Records contained in a dataset:
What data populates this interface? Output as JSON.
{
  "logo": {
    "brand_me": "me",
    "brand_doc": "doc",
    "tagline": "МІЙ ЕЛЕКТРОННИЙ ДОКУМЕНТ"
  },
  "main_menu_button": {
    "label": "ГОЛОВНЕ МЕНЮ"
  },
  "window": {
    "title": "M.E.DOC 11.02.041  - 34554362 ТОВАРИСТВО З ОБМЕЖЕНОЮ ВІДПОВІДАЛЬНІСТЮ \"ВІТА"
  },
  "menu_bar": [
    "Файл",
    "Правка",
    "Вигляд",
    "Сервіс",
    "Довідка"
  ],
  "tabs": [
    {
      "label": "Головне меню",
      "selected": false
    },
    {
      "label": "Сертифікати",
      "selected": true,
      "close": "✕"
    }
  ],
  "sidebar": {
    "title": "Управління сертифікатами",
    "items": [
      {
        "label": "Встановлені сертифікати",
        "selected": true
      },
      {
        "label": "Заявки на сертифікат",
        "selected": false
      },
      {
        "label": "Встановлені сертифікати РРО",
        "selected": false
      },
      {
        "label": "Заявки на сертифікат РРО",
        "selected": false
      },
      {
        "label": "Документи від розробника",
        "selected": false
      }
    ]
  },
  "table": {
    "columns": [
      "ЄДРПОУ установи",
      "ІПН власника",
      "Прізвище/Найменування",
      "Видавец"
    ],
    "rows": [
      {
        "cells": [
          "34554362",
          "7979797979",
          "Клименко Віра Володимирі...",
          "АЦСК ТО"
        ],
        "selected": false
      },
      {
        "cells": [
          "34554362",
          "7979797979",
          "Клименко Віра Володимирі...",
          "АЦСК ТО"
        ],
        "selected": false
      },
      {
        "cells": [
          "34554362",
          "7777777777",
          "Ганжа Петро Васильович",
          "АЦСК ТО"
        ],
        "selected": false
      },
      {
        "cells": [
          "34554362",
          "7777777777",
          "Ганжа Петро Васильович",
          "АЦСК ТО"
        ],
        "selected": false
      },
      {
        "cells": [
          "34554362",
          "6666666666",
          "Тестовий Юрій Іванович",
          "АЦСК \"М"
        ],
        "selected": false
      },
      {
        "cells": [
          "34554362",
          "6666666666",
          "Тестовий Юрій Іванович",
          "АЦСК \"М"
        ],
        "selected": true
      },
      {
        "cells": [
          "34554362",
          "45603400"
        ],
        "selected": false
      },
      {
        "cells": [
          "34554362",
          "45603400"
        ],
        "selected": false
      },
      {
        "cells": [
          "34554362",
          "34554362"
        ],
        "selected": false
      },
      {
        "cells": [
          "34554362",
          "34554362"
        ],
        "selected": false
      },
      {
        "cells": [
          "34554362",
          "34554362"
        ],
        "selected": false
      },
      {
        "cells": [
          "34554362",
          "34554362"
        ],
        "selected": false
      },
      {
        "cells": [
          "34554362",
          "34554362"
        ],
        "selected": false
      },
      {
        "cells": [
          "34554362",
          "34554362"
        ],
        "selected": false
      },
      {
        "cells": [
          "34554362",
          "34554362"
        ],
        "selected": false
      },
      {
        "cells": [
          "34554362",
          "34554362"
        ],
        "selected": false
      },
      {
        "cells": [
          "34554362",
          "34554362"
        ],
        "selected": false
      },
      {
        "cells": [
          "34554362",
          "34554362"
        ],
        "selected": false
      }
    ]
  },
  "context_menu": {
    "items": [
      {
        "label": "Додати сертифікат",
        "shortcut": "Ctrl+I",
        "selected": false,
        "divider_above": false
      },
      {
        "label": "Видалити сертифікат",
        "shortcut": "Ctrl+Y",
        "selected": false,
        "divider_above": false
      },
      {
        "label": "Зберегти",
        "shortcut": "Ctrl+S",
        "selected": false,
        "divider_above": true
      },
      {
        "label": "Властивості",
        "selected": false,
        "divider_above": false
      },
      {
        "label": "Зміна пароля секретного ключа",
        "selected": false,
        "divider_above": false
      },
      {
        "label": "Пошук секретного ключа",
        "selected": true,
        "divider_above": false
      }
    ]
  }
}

Brief: Look above for lines with the word "Встановлені" and copy them all.

Answer to this exercise:
        "label": "Встановлені сертифікати",
        "label": "Встановлені сертифікати РРО",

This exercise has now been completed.